> [PROMPT]
Where the data below has the string "Centre", return the whole line.

> [EXTRACTED DATA]
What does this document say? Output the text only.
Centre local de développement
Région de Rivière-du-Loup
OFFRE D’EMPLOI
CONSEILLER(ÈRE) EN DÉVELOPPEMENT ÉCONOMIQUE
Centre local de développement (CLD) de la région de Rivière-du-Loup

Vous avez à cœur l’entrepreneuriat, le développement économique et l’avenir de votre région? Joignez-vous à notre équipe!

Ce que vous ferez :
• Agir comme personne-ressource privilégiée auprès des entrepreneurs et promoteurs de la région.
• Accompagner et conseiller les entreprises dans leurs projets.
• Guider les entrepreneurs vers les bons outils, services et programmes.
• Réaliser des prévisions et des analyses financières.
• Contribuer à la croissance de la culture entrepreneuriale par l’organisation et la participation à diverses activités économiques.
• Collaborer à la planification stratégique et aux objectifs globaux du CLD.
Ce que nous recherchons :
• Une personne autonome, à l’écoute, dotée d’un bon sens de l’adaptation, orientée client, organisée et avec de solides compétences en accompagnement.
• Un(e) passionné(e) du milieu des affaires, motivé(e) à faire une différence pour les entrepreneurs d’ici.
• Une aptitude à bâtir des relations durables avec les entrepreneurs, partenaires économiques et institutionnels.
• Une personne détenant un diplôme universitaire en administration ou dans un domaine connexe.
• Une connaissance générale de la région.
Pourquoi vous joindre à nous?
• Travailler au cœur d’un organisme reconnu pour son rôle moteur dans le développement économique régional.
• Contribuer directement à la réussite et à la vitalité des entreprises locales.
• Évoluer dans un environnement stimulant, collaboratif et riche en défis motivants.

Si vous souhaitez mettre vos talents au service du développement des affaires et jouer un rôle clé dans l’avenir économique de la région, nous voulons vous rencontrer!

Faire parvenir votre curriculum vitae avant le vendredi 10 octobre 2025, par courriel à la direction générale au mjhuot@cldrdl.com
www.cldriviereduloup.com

> [COMPLETE ANSWER]
Centre local de développement
Centre local de développement (CLD) de la région de Rivière-du-Loup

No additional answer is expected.